[Entries from a dataset]
____________________
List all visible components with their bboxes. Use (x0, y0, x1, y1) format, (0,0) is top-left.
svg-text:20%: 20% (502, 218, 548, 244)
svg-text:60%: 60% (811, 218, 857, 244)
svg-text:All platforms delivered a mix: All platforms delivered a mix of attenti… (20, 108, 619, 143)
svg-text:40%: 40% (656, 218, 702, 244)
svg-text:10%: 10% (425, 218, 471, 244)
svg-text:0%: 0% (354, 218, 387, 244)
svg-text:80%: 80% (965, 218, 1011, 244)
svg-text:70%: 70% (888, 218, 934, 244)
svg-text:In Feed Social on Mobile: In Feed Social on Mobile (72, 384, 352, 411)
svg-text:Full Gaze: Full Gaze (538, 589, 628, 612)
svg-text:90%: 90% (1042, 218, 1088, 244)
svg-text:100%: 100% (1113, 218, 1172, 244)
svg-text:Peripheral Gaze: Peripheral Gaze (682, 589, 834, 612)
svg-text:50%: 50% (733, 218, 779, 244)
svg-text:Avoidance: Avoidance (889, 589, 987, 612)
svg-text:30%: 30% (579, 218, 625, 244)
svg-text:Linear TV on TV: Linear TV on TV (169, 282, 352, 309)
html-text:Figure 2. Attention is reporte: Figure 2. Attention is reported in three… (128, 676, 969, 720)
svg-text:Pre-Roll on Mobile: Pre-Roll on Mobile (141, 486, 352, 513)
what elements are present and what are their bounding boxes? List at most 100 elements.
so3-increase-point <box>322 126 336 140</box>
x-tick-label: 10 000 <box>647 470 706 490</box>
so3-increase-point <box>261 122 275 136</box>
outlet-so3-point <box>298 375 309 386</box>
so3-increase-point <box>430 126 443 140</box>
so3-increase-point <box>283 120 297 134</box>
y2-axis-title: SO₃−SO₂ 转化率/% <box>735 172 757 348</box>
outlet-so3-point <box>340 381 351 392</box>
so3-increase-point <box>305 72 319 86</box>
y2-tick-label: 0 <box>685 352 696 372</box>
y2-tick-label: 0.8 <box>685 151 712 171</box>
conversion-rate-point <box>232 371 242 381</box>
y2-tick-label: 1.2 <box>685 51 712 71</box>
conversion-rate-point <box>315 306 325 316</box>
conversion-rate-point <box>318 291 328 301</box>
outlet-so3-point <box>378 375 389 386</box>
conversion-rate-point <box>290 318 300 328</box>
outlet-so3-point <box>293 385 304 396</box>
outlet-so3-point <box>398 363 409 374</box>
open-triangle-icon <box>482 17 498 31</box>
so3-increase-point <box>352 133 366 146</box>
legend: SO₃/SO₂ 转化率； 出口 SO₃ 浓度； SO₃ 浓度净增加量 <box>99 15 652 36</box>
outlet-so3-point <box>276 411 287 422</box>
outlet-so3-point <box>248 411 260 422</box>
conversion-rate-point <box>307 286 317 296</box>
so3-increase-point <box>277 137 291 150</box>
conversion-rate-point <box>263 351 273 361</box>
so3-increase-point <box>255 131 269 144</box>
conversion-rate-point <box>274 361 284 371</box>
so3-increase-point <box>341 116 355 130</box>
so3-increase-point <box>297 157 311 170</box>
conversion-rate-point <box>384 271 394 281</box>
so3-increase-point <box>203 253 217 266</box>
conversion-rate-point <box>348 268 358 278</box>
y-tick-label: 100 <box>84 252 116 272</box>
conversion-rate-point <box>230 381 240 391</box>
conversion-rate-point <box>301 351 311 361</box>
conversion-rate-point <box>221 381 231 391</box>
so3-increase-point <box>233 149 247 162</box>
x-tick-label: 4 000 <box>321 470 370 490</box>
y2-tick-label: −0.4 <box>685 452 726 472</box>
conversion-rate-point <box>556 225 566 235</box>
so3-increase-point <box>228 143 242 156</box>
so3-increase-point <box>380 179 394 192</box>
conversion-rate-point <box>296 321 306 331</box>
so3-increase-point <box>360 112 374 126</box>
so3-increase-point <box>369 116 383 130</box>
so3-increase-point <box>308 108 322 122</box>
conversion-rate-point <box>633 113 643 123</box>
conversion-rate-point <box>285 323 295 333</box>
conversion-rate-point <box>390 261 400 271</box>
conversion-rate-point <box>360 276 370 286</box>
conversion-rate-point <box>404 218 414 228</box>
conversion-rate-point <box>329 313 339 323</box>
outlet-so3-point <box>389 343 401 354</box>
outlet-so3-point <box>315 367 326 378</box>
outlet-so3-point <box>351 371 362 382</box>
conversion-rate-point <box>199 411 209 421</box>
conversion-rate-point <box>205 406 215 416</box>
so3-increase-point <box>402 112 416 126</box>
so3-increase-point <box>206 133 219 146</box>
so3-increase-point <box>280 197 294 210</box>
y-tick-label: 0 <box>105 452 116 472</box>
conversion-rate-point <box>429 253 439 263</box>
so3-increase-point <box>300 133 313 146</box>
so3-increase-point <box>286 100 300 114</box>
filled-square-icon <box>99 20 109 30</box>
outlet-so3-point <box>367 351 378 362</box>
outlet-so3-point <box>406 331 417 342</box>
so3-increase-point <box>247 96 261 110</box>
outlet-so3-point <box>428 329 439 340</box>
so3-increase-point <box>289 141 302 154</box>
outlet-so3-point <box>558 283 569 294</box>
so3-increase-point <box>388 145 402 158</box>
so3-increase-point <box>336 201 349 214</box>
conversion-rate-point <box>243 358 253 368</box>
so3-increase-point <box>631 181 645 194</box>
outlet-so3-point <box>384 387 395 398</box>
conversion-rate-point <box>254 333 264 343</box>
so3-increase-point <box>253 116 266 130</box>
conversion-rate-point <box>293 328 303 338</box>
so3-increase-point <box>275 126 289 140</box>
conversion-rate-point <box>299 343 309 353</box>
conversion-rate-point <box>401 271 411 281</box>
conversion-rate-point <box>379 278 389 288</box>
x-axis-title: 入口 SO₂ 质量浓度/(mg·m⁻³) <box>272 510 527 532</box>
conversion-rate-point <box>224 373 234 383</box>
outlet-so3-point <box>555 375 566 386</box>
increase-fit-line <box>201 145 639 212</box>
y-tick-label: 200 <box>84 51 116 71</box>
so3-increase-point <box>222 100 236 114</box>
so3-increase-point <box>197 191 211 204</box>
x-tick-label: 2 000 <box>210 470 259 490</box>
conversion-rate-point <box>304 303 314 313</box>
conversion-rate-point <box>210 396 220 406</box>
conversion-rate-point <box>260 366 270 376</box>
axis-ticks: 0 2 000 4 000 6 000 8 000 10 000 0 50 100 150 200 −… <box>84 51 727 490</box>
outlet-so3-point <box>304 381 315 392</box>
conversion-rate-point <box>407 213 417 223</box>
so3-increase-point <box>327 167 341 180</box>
____________________
### WHAT TO PRODUCE
Rewrite every line of the records above as a numbered list, omitting any blank lines.

### RESULT
1. List all visible components with their bboxes. Use (x0, y0, x1, y1) format, (0,0) is top-left.
2. svg-text:20%: 20% (502, 218, 548, 244)
3. svg-text:60%: 60% (811, 218, 857, 244)
4. svg-text:All platforms delivered a mix: All platforms delivered a mix of attenti… (20, 108, 619, 143)
5. svg-text:40%: 40% (656, 218, 702, 244)
6. svg-text:10%: 10% (425, 218, 471, 244)
7. svg-text:0%: 0% (354, 218, 387, 244)
8. svg-text:80%: 80% (965, 218, 1011, 244)
9. svg-text:70%: 70% (888, 218, 934, 244)
10. svg-text:In Feed Social on Mobile: In Feed Social on Mobile (72, 384, 352, 411)
11. svg-text:Full Gaze: Full Gaze (538, 589, 628, 612)
12. svg-text:90%: 90% (1042, 218, 1088, 244)
13. svg-text:100%: 100% (1113, 218, 1172, 244)
14. svg-text:Peripheral Gaze: Peripheral Gaze (682, 589, 834, 612)
15. svg-text:50%: 50% (733, 218, 779, 244)
16. svg-text:Avoidance: Avoidance (889, 589, 987, 612)
17. svg-text:30%: 30% (579, 218, 625, 244)
18. svg-text:Linear TV on TV: Linear TV on TV (169, 282, 352, 309)
19. html-text:Figure 2. Attention is reporte: Figure 2. Attention is reported in three… (128, 676, 969, 720)
20. svg-text:Pre-Roll on Mobile: Pre-Roll on Mobile (141, 486, 352, 513)
21. what elements are present and what are their bounding boxes? List at most 100 elements.
22. so3-increase-point <box>322 126 336 140</box>
23. x-tick-label: 10 000 <box>647 470 706 490</box>
24. so3-increase-point <box>261 122 275 136</box>
25. outlet-so3-point <box>298 375 309 386</box>
26. so3-increase-point <box>430 126 443 140</box>
27. so3-increase-point <box>283 120 297 134</box>
28. y2-axis-title: SO₃−SO₂ 转化率/% <box>735 172 757 348</box>
29. outlet-so3-point <box>340 381 351 392</box>
30. so3-increase-point <box>305 72 319 86</box>
31. y2-tick-label: 0 <box>685 352 696 372</box>
32. y2-tick-label: 0.8 <box>685 151 712 171</box>
33. conversion-rate-point <box>232 371 242 381</box>
34. y2-tick-label: 1.2 <box>685 51 712 71</box>
35. conversion-rate-point <box>315 306 325 316</box>
36. conversion-rate-point <box>318 291 328 301</box>
37. outlet-so3-point <box>378 375 389 386</box>
38. conversion-rate-point <box>290 318 300 328</box>
39. outlet-so3-point <box>293 385 304 396</box>
40. outlet-so3-point <box>398 363 409 374</box>
41. open-triangle-icon <box>482 17 498 31</box>
42. so3-increase-point <box>352 133 366 146</box>
43. legend: SO₃/SO₂ 转化率； 出口 SO₃ 浓度； SO₃ 浓度净增加量 <box>99 15 652 36</box>
44. outlet-so3-point <box>276 411 287 422</box>
45. outlet-so3-point <box>248 411 260 422</box>
46. conversion-rate-point <box>307 286 317 296</box>
47. so3-increase-point <box>277 137 291 150</box>
48. conversion-rate-point <box>263 351 273 361</box>
49. so3-increase-point <box>255 131 269 144</box>
50. conversion-rate-point <box>274 361 284 371</box>
51. so3-increase-point <box>341 116 355 130</box>
52. so3-increase-point <box>297 157 311 170</box>
53. conversion-rate-point <box>384 271 394 281</box>
54. so3-increase-point <box>203 253 217 266</box>
55. conversion-rate-point <box>348 268 358 278</box>
56. y-tick-label: 100 <box>84 252 116 272</box>
57. conversion-rate-point <box>230 381 240 391</box>
58. conversion-rate-point <box>301 351 311 361</box>
59. conversion-rate-point <box>221 381 231 391</box>
60. so3-increase-point <box>233 149 247 162</box>
61. x-tick-label: 4 000 <box>321 470 370 490</box>
62. y2-tick-label: −0.4 <box>685 452 726 472</box>
63. conversion-rate-point <box>556 225 566 235</box>
64. so3-increase-point <box>228 143 242 156</box>
65. so3-increase-point <box>380 179 394 192</box>
66. conversion-rate-point <box>296 321 306 331</box>
67. so3-increase-point <box>360 112 374 126</box>
68. so3-increase-point <box>369 116 383 130</box>
69. so3-increase-point <box>308 108 322 122</box>
70. conversion-rate-point <box>633 113 643 123</box>
71. conversion-rate-point <box>285 323 295 333</box>
72. conversion-rate-point <box>390 261 400 271</box>
73. conversion-rate-point <box>360 276 370 286</box>
74. conversion-rate-point <box>404 218 414 228</box>
75. conversion-rate-point <box>329 313 339 323</box>
76. outlet-so3-point <box>389 343 401 354</box>
77. outlet-so3-point <box>315 367 326 378</box>
78. outlet-so3-point <box>351 371 362 382</box>
79. conversion-rate-point <box>199 411 209 421</box>
80. conversion-rate-point <box>205 406 215 416</box>
81. so3-increase-point <box>402 112 416 126</box>
82. so3-increase-point <box>206 133 219 146</box>
83. so3-increase-point <box>280 197 294 210</box>
84. y-tick-label: 0 <box>105 452 116 472</box>
85. conversion-rate-point <box>429 253 439 263</box>
86. so3-increase-point <box>300 133 313 146</box>
87. so3-increase-point <box>286 100 300 114</box>
88. filled-square-icon <box>99 20 109 30</box>
89. outlet-so3-point <box>367 351 378 362</box>
90. outlet-so3-point <box>406 331 417 342</box>
91. so3-increase-point <box>247 96 261 110</box>
92. outlet-so3-point <box>428 329 439 340</box>
93. so3-increase-point <box>289 141 302 154</box>
94. outlet-so3-point <box>558 283 569 294</box>
95. so3-increase-point <box>388 145 402 158</box>
96. so3-increase-point <box>336 201 349 214</box>
97. conversion-rate-point <box>243 358 253 368</box>
98. so3-increase-point <box>631 181 645 194</box>
99. outlet-so3-point <box>384 387 395 398</box>
100. conversion-rate-point <box>254 333 264 343</box>
101. so3-increase-point <box>253 116 266 130</box>
102. conversion-rate-point <box>293 328 303 338</box>
103. so3-increase-point <box>275 126 289 140</box>
104. conversion-rate-point <box>299 343 309 353</box>
105. conversion-rate-point <box>401 271 411 281</box>
106. conversion-rate-point <box>379 278 389 288</box>
107. x-axis-title: 入口 SO₂ 质量浓度/(mg·m⁻³) <box>272 510 527 532</box>
108. conversion-rate-point <box>224 373 234 383</box>
109. outlet-so3-point <box>555 375 566 386</box>
110. increase-fit-line <box>201 145 639 212</box>
111. y-tick-label: 200 <box>84 51 116 71</box>
112. so3-increase-point <box>222 100 236 114</box>
113. so3-increase-point <box>197 191 211 204</box>
114. x-tick-label: 2 000 <box>210 470 259 490</box>
115. conversion-rate-point <box>304 303 314 313</box>
116. conversion-rate-point <box>210 396 220 406</box>
117. conversion-rate-point <box>260 366 270 376</box>
118. axis-ticks: 0 2 000 4 000 6 000 8 000 10 000 0 50 100 150 200 −… <box>84 51 727 490</box>
119. outlet-so3-point <box>304 381 315 392</box>
120. conversion-rate-point <box>407 213 417 223</box>
121. so3-increase-point <box>327 167 341 180</box>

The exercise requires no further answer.